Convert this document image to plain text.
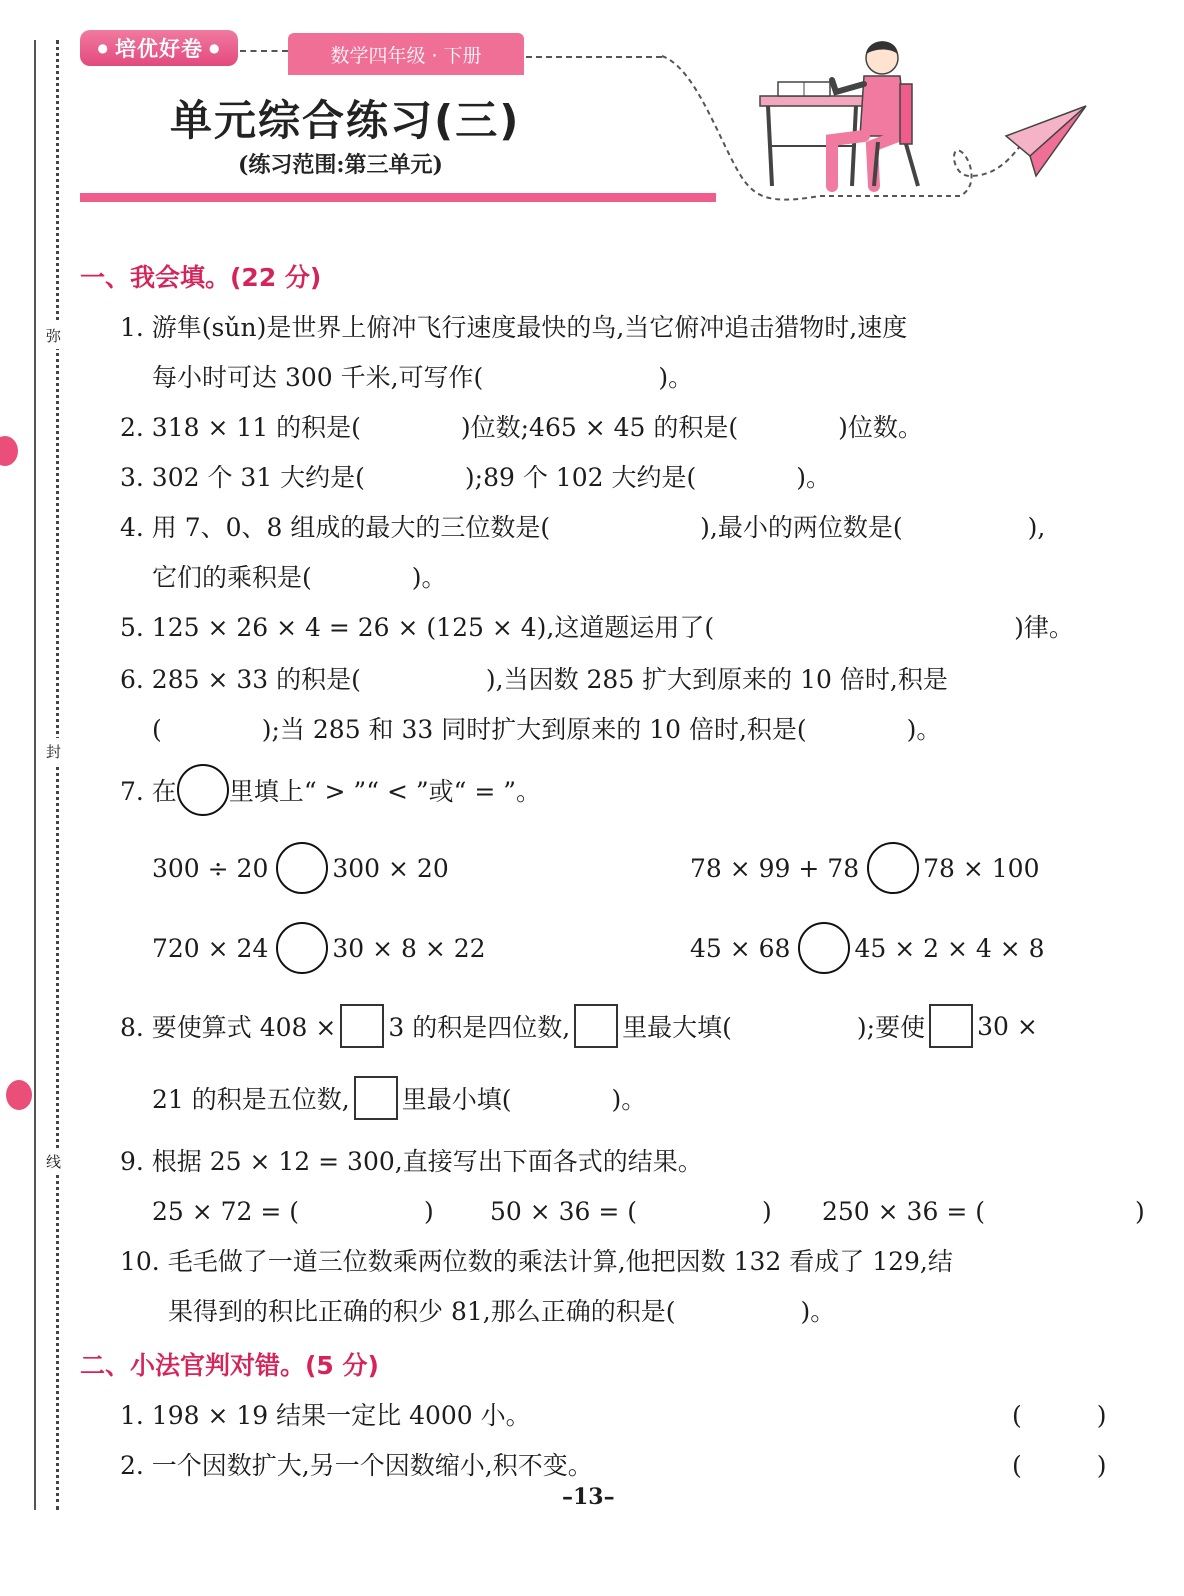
弥
封
线
● 培优好卷 ●	数学四年级 · 下册
单元综合练习(三)
(练习范围:第三单元)
一、我会填。(22 分)
1. 游隼(sǔn)是世界上俯冲飞行速度最快的鸟,当它俯冲追击猎物时,速度
每小时可达 300 千米,可写作(　　　　　　　)。
2. 318 × 11 的积是(　　　　)位数;465 × 45 的积是(　　　　)位数。
3. 302 个 31 大约是(　　　　);89 个 102 大约是(　　　　)。
4. 用 7、0、8 组成的最大的三位数是(　　　　　　),最小的两位数是(　　　　　),
它们的乘积是(　　　　)。
5. 125 × 26 × 4 = 26 × (125 × 4),这道题运用了(　　　　　　　　　　　　)律。
6. 285 × 33 的积是(　　　　　),当因数 285 扩大到原来的 10 倍时,积是
(　　　　);当 285 和 33 同时扩大到原来的 10 倍时,积是(　　　　)。
7. 在 里填上“ > ”“ < ”或“ = ”。
300 ÷ 20	300 × 20	78 × 99 + 78	78 × 100
720 × 24	30 × 8 × 22	45 × 68	45 × 2 × 4 × 8
8. 要使算式 408 × 3 的积是四位数, 里最大填(　　　　　);要使 30 ×
21 的积是五位数, 里最小填(　　　　)。
9. 根据 25 × 12 = 300,直接写出下面各式的结果。
25 × 72 = (　　　　　) 50 × 36 = (　　　　　) 250 × 36 = (　　　　　　)
10. 毛毛做了一道三位数乘两位数的乘法计算,他把因数 132 看成了 129,结
果得到的积比正确的积少 81,那么正确的积是(　　　　　)。
二、小法官判对错。(5 分)
1. 198 × 19 结果一定比 4000 小。	(　　　)
2. 一个因数扩大,另一个因数缩小,积不变。	(　　　)
–13–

○ ○ ○ ○

• Direction: Quote the data exactly, leaving every image out of the copy.

• Response:
Convert this document image to plain text.
弥
封
线
● 培优好卷 ●	数学四年级 · 下册
单元综合练习(三)
(练习范围:第三单元)
一、我会填。(22 分)
1. 游隼(sǔn)是世界上俯冲飞行速度最快的鸟,当它俯冲追击猎物时,速度
每小时可达 300 千米,可写作(　　　　　　　)。
2. 318 × 11 的积是(　　　　)位数;465 × 45 的积是(　　　　)位数。
3. 302 个 31 大约是(　　　　);89 个 102 大约是(　　　　)。
4. 用 7、0、8 组成的最大的三位数是(　　　　　　),最小的两位数是(　　　　　),
它们的乘积是(　　　　)。
5. 125 × 26 × 4 = 26 × (125 × 4),这道题运用了(　　　　　　　　　　　　)律。
6. 285 × 33 的积是(　　　　　),当因数 285 扩大到原来的 10 倍时,积是
(　　　　);当 285 和 33 同时扩大到原来的 10 倍时,积是(　　　　)。
7. 在 里填上“ > ”“ < ”或“ = ”。
300 ÷ 20	300 × 20	78 × 99 + 78	78 × 100
720 × 24	30 × 8 × 22	45 × 68	45 × 2 × 4 × 8
8. 要使算式 408 × 3 的积是四位数, 里最大填(　　　　　);要使 30 ×
21 的积是五位数, 里最小填(　　　　)。
9. 根据 25 × 12 = 300,直接写出下面各式的结果。
25 × 72 = (　　　　　) 50 × 36 = (　　　　　) 250 × 36 = (　　　　　　)
10. 毛毛做了一道三位数乘两位数的乘法计算,他把因数 132 看成了 129,结
果得到的积比正确的积少 81,那么正确的积是(　　　　　)。
二、小法官判对错。(5 分)
1. 198 × 19 结果一定比 4000 小。	(　　　)
2. 一个因数扩大,另一个因数缩小,积不变。	(　　　)
–13–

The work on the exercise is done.